OBJECTIVES ::
a) From the Distrito Nacional text, reproduce the passage from "The Distrito Nacional houses" up to and including "by the UNESCO.".
b) According to the Distrito Nacional text, which urban park is the district's largest?
c) Carry on the Distrito Nacional text beyond its final sentence.

═════ DOCUMENT EXCERPT

The Distrito Nacional (; D.N.) is a subdivision of the Dominican Republic enclosing the capital Santo Domingo. It is not in any of the provinces, but in practice, it acts as a province on its own. Before October 16, 2001, the Distrito Nacional was much larger, including what is now known as Santo Domingo Province. Published statistics and maps generally show the former, larger, Distrito Nacional. The Distrito Nacional has no rural or underdeveloped  areas.

Points of interest

Poligono Central

The Poligono Central is the central area of Santo Domingo. Upscale neighborhoods of Naco, Piantini, and Paraiso are located within this central polygon. Most of the financial activity in Santo Domingo is also located in the Poligono.

Central Government

The Distrito Nacional houses the central government's executive branch Presidential Office (Palacio Nacional), the national congressional building (Congreso Nacional) and the top judicial court building (Suprema Corte de Justicia). It also houses all the nationwide public office's main buildings, called Ministerios (formerly Secretarías de Estado).

Ciudad Colonial
For the main article, please select Ciudad Colonial.

The Ciudad Colonial (lit. "Colonial City") is the oldest continually occupied European settlement in the Western hemisphere, established by Bartholomew Columbus and the Spanish explorers in the New World. It has several historic landmarks and is declared as World Heritage Site by the UNESCO.

Nightlife
There are various nightlife activities available inside the Distrito Nacional. Upscale nightclubs, casinos, hotels, restaurants with international bars are widely available. Discothèque DJs and live performances caters both local sounds (merengue, salsa or bachata) and dance music (house, techno, trance, reggaeton, drum and bass, etc.) Most nightclubs alternate between the two main genres; some other clubs stick almost exclusively to either one. Several chain restaurants are available serving dinner up to midnight. Most restaurants within hotels don't close at all, and the majority of casinos serve complimentary snacks all night. Most restaurants are specialized on the following cuisines: Local, Italian, French, Steakhouse, Mexican, Spanish, Seafood, Chinese and Japanese). There are several movie cinemas that play movies in English (with subtitles) and are on par with worldwide premiers. Jazz music outlets, live theater, live concerts and sports events are available throghtout the whole week.

Parks
Distrito Nacional has several urban parks, the largest one, Parque Mirador Sur, overlooking the Caribbean Sea from a high cliff from the Avenida Mirador Sur (also called Avenida de la Salud - Health Avenue). It has several miles of open road designed for picnic, jogging and cycling. Roller skating and even Kendo are regularly practiced in areas of the park.

Other places in the area include:
 Plaza de la Cultura Juan Pablo Duarte - which houses several national museums and is host of the International Book Fair. It houses the Teatro Nacional. The Orquesta Sinfónica Nacional holds concerts under the direction of Maestro José Antonio Molina.

══════════
═════ SUPPLIED DATA

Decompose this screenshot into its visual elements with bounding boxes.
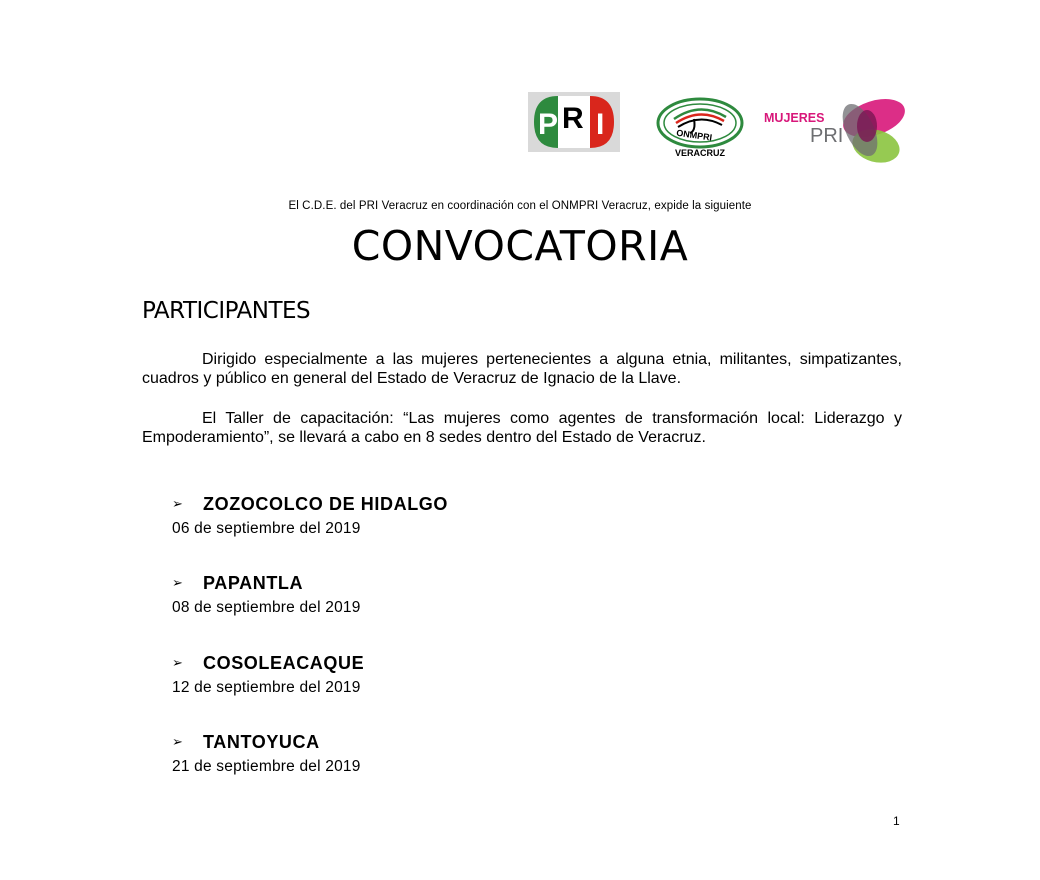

══════════

EXPECTED OUTPUTS ::
a)
The Distrito Nacional houses the central government's executive branch Presidential Office (Palacio Nacional), the national congressional building (Congreso Nacional) and the top judicial court building (Suprema Corte de Justicia). It also houses all the nationwide public office's main buildings, called Ministerios (formerly Secretarías de Estado).

Ciudad Colonial
For the main article, please select Ciudad Colonial.

The Ciudad Colonial (lit. "Colonial City") is the oldest continually occupied European settlement in the Western hemisphere, established by Bartholomew Columbus and the Spanish explorers in the New World. It has several historic landmarks and is declared as World Heritage Site by the UNESCO.

b) Parque Mirador Sur

c)
 Centro Olímpico Juan Pablo Duarte - Olympic facility in the center of the city. It includes the Estadio Olímpico Félix Sánchez.
 Estadio Quisqueya - baseball stadium, home of two national teams: Tigres del Licey and Leones del Escogido. The former is the winningest team of the Caribbean Series.

Shopping
There are several shopping malls that represent international brands of clothing, electronic goods, gifts and the like. Banks, barber shops, internet cafés, travel agencies, dental offices and supermarkets can all be found under a single roof.

Schools
There are plenty of public (government funded) and private schools that offer teaching in both Spanish and English.  Among the public universities is the first university of the Americas, Universidad Autónoma de Santo Domingo, located near the center-south of the city. The first private university, Pontificia Universidad Católica Madre y Maestra, has a campus nearby.

Transportation

Metro de Santo Domingo

The Distrito Nacional boasts the first and only underground public transportation system in the country. The first line connects the Distrito Nacional with Santo Domingo Norte.

Public transportation
Other means of public transportation include: taxi services, public bus routes, urban transportation by bus, local airports and rent cars. International flights are handled by the nearby Las Américas International Airport and La Isabela airport.  It can be reached from the city center through some 20 miles of recently expanded expressway and new suspension bridge (Puente Presidente Juan Bosch).

Politics
The Distrito Nacional is represented in the Senate and the Chamber of Deputies on the same scale as a Province (a single Senator (Senador), plus one Deputy (Diputado) per 50,000 inhabitants). Its local government is the same as the provincial municipios, without the equivalent of a provincial tier of government.

Sectores (neighborhoods)

The Distrito Nacional is subdivided in incorporated areas (neighborhoods) called sectores which could be considered as small urban towns. All sectores are serviced directly by the municipal mayor's office (Alcalde).

Some sectores prefixes:
 Ciudad (city) - applies to the original older parts of town, some dating back to colonial times of Dominican Republic.
 Ensanche (lit. "widening") - usually, but not always, applied to the more "modern" parts of the city.
 Villa - the urban outskirts of both the old city of Santo Domingo and the current (smaller) Distrito Nacional.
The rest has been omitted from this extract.